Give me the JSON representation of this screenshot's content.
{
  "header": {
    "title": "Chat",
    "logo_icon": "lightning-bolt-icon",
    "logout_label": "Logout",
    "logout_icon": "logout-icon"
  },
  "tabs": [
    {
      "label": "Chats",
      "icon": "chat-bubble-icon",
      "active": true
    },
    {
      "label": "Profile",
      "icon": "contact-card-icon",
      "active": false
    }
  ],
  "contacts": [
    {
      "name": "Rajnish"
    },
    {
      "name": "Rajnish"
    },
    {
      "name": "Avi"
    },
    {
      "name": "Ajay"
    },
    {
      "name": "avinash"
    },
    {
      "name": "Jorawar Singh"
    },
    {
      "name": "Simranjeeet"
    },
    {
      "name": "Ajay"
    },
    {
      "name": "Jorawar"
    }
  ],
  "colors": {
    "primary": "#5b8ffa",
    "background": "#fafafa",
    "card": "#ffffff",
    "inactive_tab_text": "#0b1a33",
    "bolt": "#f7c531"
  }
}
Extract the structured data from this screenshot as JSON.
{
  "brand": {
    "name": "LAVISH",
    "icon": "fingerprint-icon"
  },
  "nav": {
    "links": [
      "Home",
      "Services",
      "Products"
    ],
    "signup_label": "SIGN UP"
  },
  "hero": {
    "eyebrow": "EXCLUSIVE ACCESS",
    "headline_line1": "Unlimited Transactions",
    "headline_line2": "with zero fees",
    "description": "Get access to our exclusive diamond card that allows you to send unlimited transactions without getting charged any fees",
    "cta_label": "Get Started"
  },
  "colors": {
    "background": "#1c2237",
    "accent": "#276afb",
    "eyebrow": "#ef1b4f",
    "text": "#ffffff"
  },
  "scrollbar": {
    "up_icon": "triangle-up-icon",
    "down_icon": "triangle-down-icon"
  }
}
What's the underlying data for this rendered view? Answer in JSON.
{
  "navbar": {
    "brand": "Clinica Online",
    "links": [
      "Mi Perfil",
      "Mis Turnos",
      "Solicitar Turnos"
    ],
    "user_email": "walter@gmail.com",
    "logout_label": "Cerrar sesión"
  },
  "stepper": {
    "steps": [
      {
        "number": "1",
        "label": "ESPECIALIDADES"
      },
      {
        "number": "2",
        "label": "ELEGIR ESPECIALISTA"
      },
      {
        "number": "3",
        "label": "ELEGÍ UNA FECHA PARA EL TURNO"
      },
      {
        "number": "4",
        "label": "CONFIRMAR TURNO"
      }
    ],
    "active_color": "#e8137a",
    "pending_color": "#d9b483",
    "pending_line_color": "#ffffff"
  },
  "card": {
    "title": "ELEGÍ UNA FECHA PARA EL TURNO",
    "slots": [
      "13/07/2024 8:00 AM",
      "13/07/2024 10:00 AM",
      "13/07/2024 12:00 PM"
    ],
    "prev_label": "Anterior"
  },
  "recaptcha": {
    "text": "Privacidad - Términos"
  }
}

• Job: Please list every line of the records that contains "ELEGÍ".

• Output for this exercise:
        "label": "ELEGÍ UNA FECHA PARA EL TURNO"
    "title": "ELEGÍ UNA FECHA PARA EL TURNO",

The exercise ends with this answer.